WHAT TO WORK ON -> Copy each line below that includes "data".
— begin MATERIAL FOR THE TASK —
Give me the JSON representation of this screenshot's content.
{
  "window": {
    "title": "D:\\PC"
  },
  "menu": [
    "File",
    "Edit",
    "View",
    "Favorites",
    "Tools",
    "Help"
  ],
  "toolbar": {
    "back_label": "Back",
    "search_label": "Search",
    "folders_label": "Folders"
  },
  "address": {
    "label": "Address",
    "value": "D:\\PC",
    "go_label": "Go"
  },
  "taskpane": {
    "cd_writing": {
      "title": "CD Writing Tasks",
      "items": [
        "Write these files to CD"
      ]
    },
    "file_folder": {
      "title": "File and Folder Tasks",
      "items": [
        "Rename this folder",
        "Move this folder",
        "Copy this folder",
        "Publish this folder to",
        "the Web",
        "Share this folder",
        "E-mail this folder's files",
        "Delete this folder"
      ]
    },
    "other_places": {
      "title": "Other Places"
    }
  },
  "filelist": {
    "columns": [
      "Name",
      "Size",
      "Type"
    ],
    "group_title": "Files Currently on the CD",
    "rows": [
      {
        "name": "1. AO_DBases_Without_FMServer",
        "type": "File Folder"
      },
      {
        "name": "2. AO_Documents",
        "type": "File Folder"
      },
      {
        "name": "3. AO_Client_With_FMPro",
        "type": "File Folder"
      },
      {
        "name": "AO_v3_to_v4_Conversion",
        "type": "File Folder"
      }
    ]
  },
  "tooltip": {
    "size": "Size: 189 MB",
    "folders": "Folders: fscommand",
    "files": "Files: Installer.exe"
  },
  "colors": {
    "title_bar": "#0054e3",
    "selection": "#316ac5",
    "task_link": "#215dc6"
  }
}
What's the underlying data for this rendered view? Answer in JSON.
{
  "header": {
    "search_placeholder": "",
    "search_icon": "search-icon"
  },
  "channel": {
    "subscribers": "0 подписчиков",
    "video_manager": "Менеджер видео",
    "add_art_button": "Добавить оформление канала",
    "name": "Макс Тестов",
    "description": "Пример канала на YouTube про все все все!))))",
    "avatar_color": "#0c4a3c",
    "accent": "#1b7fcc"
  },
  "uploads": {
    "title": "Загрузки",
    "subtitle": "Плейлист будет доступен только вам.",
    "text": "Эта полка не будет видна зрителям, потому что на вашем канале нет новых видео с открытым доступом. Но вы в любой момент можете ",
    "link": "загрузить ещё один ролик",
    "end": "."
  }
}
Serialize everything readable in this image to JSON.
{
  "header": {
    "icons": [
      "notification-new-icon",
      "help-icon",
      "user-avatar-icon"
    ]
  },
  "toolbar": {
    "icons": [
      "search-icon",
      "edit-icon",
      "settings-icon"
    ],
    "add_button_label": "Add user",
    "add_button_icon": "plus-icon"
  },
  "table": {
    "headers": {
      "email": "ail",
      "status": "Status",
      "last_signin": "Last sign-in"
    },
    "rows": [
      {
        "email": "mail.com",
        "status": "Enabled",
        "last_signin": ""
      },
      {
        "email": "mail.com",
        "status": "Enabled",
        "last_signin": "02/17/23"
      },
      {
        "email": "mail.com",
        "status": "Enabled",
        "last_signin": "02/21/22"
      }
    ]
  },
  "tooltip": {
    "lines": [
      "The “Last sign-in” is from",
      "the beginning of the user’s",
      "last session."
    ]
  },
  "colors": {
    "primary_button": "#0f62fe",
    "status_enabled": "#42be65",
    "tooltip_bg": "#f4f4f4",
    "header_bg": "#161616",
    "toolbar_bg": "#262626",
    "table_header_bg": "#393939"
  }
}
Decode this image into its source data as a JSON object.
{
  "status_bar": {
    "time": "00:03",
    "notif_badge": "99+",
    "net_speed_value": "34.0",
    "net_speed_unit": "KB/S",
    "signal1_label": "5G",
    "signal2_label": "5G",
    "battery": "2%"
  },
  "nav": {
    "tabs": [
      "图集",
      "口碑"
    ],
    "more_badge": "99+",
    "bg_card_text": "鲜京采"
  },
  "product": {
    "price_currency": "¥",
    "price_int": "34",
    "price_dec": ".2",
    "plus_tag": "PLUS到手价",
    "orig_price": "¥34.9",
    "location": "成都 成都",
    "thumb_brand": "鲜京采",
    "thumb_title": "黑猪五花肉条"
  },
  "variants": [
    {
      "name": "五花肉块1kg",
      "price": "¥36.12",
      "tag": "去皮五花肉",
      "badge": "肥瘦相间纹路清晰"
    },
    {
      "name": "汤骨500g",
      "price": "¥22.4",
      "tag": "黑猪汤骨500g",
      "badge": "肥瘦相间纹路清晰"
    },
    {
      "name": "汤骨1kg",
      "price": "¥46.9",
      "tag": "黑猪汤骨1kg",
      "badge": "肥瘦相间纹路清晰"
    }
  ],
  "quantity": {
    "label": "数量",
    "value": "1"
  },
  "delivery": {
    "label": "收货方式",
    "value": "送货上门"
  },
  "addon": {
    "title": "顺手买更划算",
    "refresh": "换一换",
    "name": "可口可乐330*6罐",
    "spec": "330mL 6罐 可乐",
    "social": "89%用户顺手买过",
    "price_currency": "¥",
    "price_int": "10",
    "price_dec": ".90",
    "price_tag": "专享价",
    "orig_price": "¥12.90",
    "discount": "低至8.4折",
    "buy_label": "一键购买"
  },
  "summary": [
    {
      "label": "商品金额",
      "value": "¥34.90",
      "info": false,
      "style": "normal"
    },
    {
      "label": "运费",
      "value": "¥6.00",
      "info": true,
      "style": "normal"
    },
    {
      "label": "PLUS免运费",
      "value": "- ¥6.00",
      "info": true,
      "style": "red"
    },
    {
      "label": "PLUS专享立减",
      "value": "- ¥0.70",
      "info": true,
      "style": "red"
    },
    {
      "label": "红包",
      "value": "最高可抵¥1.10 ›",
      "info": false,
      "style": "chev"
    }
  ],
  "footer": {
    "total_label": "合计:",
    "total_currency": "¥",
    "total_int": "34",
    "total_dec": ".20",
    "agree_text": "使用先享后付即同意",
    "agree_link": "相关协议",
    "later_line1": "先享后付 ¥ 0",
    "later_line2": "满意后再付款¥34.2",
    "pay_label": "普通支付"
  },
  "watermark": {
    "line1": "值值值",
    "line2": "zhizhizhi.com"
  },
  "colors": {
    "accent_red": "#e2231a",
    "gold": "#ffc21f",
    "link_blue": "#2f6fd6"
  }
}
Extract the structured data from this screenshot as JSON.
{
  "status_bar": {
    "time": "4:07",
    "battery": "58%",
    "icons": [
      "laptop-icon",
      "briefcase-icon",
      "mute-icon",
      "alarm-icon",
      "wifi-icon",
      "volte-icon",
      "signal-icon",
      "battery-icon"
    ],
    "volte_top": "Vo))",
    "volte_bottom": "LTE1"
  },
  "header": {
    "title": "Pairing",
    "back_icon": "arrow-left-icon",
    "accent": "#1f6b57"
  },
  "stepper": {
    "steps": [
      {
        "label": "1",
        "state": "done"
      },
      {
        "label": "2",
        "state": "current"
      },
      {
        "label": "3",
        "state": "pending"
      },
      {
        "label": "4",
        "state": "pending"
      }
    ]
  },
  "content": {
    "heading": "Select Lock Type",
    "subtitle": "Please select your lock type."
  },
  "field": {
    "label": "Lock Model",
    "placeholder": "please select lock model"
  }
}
— end MATERIAL FOR THE TASK —
TASK SOLUTION ->
What's the underlying data for this rendered view? Answer in JSON.
Decode this image into its source data as a JSON object.
Extract the structured data from this screenshot as JSON.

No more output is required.